◆ **Do this**:
Go through the entries and transcribe each one exactly, dropping the pictures.

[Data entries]
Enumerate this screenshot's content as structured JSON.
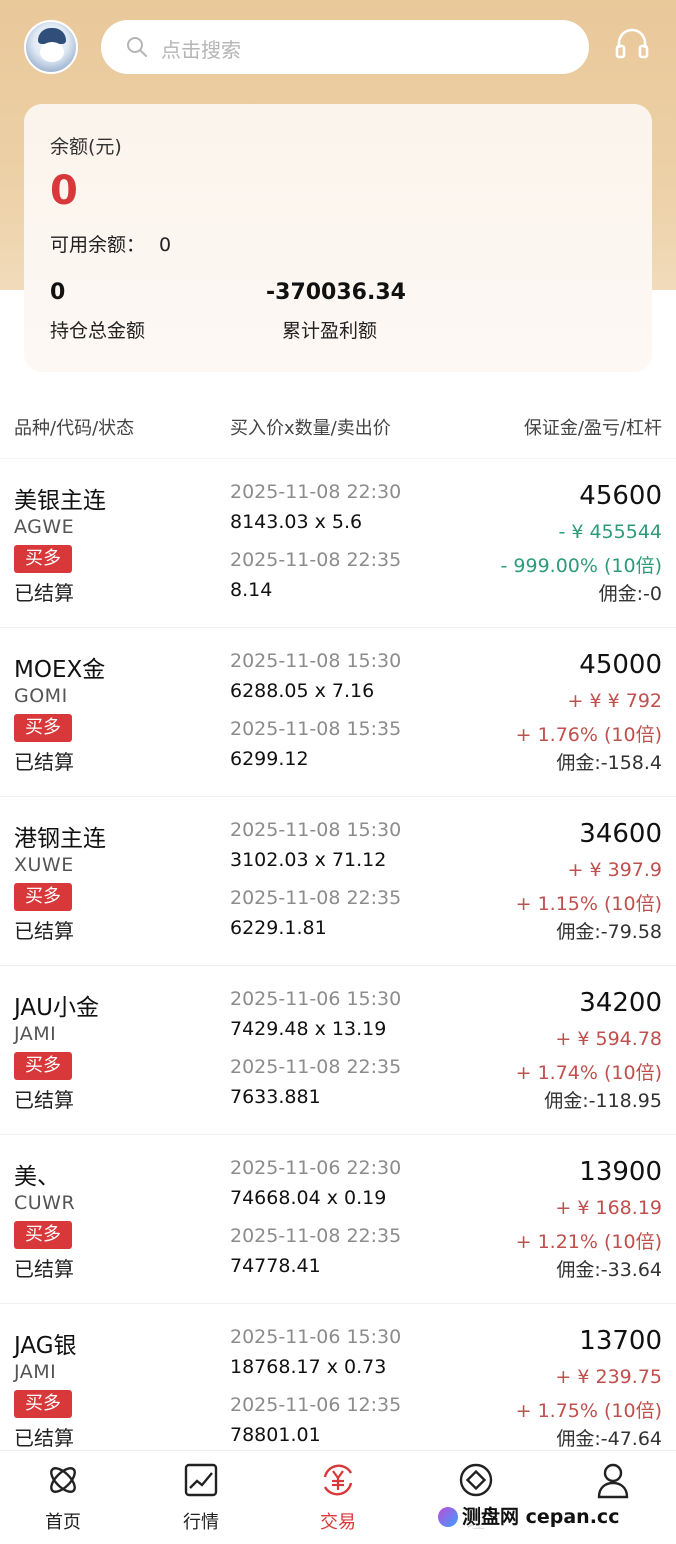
{
  "header": {
    "search_placeholder": "点击搜索"
  },
  "balance": {
    "label": "余额(元)",
    "value": "0",
    "available_label": "可用余额：",
    "available_value": "0",
    "stat1_value": "0",
    "stat1_label": "持仓总金额",
    "stat2_value": "-370036.34",
    "stat2_label": "累计盈利额"
  },
  "columns": {
    "c1": "品种/代码/状态",
    "c2": "买入价x数量/卖出价",
    "c3": "保证金/盈亏/杠杆"
  },
  "orders": [
    {
      "name": "美银主连",
      "code": "AGWE",
      "side": "买多",
      "status": "已结算",
      "open_time": "2025-11-08 22:30",
      "buy": "8143.03 x 5.6",
      "close_time": "2025-11-08 22:35",
      "sell": "8.14",
      "margin": "45600",
      "pnl": "- ¥ 455544",
      "pct": "- 999.00% (10倍)",
      "commission": "佣金:-0",
      "trend": "down"
    },
    {
      "name": "MOEX金",
      "code": "GOMI",
      "side": "买多",
      "status": "已结算",
      "open_time": "2025-11-08 15:30",
      "buy": "6288.05 x 7.16",
      "close_time": "2025-11-08 15:35",
      "sell": "6299.12",
      "margin": "45000",
      "pnl": "+ ¥ ¥ 792",
      "pct": "+ 1.76% (10倍)",
      "commission": "佣金:-158.4",
      "trend": "up"
    },
    {
      "name": "港钢主连",
      "code": "XUWE",
      "side": "买多",
      "status": "已结算",
      "open_time": "2025-11-08 15:30",
      "buy": "3102.03 x 71.12",
      "close_time": "2025-11-08 22:35",
      "sell": "6229.1.81",
      "margin": "34600",
      "pnl": "+ ¥ 397.9",
      "pct": "+ 1.15% (10倍)",
      "commission": "佣金:-79.58",
      "trend": "up"
    },
    {
      "name": "JAU小金",
      "code": "JAMI",
      "side": "买多",
      "status": "已结算",
      "open_time": "2025-11-06 15:30",
      "buy": "7429.48 x 13.19",
      "close_time": "2025-11-08 22:35",
      "sell": "7633.881",
      "margin": "34200",
      "pnl": "+ ¥ 594.78",
      "pct": "+ 1.74% (10倍)",
      "commission": "佣金:-118.95",
      "trend": "up"
    },
    {
      "name": "美、",
      "code": "CUWR",
      "side": "买多",
      "status": "已结算",
      "open_time": "2025-11-06 22:30",
      "buy": "74668.04 x 0.19",
      "close_time": "2025-11-08 22:35",
      "sell": "74778.41",
      "margin": "13900",
      "pnl": "+ ¥ 168.19",
      "pct": "+ 1.21% (10倍)",
      "commission": "佣金:-33.64",
      "trend": "up"
    },
    {
      "name": "JAG银",
      "code": "JAMI",
      "side": "买多",
      "status": "已结算",
      "open_time": "2025-11-06 15:30",
      "buy": "18768.17 x 0.73",
      "close_time": "2025-11-06 12:35",
      "sell": "78801.01",
      "margin": "13700",
      "pnl": "+ ¥ 239.75",
      "pct": "+ 1.75% (10倍)",
      "commission": "佣金:-47.64",
      "trend": "up"
    }
  ],
  "tabs": [
    {
      "label": "首页",
      "icon": "home-icon"
    },
    {
      "label": "行情",
      "icon": "chart-icon"
    },
    {
      "label": "交易",
      "icon": "trade-icon"
    },
    {
      "label": "理",
      "icon": "finance-icon"
    },
    {
      "label": "",
      "icon": "user-icon"
    }
  ],
  "watermark": "测盘网 cepan.cc",
  "colors": {
    "accent": "#d8383a",
    "gain": "#c0504d",
    "loss": "#2e9b78",
    "header_bg": "#e9c89a"
  }
}
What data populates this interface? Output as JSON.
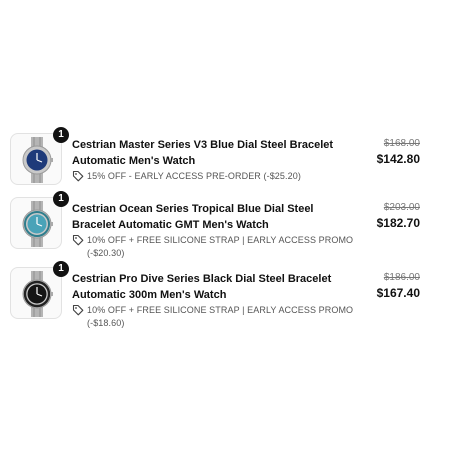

◆ **Exercise response**:
Enumerate this screenshot's content as structured JSON.
{
  "header": {
    "search_placeholder": "点击搜索"
  },
  "balance": {
    "label": "余额(元)",
    "value": "0",
    "available_label": "可用余额：",
    "available_value": "0",
    "stat1_value": "0",
    "stat1_label": "持仓总金额",
    "stat2_value": "-370036.34",
    "stat2_label": "累计盈利额"
  },
  "columns": {
    "c1": "品种/代码/状态",
    "c2": "买入价x数量/卖出价",
    "c3": "保证金/盈亏/杠杆"
  },
  "orders": [
    {
      "name": "美银主连",
      "code": "AGWE",
      "side": "买多",
      "status": "已结算",
      "open_time": "2025-11-08 22:30",
      "buy": "8143.03 x 5.6",
      "close_time": "2025-11-08 22:35",
      "sell": "8.14",
      "margin": "45600",
      "pnl": "- ¥ 455544",
      "pct": "- 999.00% (10倍)",
      "commission": "佣金:-0",
      "trend": "down"
    },
    {
      "name": "MOEX金",
      "code": "GOMI",
      "side": "买多",
      "status": "已结算",
      "open_time": "2025-11-08 15:30",
      "buy": "6288.05 x 7.16",
      "close_time": "2025-11-08 15:35",
      "sell": "6299.12",
      "margin": "45000",
      "pnl": "+ ¥ ¥ 792",
      "pct": "+ 1.76% (10倍)",
      "commission": "佣金:-158.4",
      "trend": "up"
    },
    {
      "name": "港钢主连",
      "code": "XUWE",
      "side": "买多",
      "status": "已结算",
      "open_time": "2025-11-08 15:30",
      "buy": "3102.03 x 71.12",
      "close_time": "2025-11-08 22:35",
      "sell": "6229.1.81",
      "margin": "34600",
      "pnl": "+ ¥ 397.9",
      "pct": "+ 1.15% (10倍)",
      "commission": "佣金:-79.58",
      "trend": "up"
    },
    {
      "name": "JAU小金",
      "code": "JAMI",
      "side": "买多",
      "status": "已结算",
      "open_time": "2025-11-06 15:30",
      "buy": "7429.48 x 13.19",
      "close_time": "2025-11-08 22:35",
      "sell": "7633.881",
      "margin": "34200",
      "pnl": "+ ¥ 594.78",
      "pct": "+ 1.74% (10倍)",
      "commission": "佣金:-118.95",
      "trend": "up"
    },
    {
      "name": "美、",
      "code": "CUWR",
      "side": "买多",
      "status": "已结算",
      "open_time": "2025-11-06 22:30",
      "buy": "74668.04 x 0.19",
      "close_time": "2025-11-08 22:35",
      "sell": "74778.41",
      "margin": "13900",
      "pnl": "+ ¥ 168.19",
      "pct": "+ 1.21% (10倍)",
      "commission": "佣金:-33.64",
      "trend": "up"
    },
    {
      "name": "JAG银",
      "code": "JAMI",
      "side": "买多",
      "status": "已结算",
      "open_time": "2025-11-06 15:30",
      "buy": "18768.17 x 0.73",
      "close_time": "2025-11-06 12:35",
      "sell": "78801.01",
      "margin": "13700",
      "pnl": "+ ¥ 239.75",
      "pct": "+ 1.75% (10倍)",
      "commission": "佣金:-47.64",
      "trend": "up"
    }
  ],
  "tabs": [
    {
      "label": "首页",
      "icon": "home-icon"
    },
    {
      "label": "行情",
      "icon": "chart-icon"
    },
    {
      "label": "交易",
      "icon": "trade-icon"
    },
    {
      "label": "理",
      "icon": "finance-icon"
    },
    {
      "label": "",
      "icon": "user-icon"
    }
  ],
  "watermark": "测盘网 cepan.cc",
  "colors": {
    "accent": "#d8383a",
    "gain": "#c0504d",
    "loss": "#2e9b78",
    "header_bg": "#e9c89a"
  }
}
What data populates this interface? Output as JSON.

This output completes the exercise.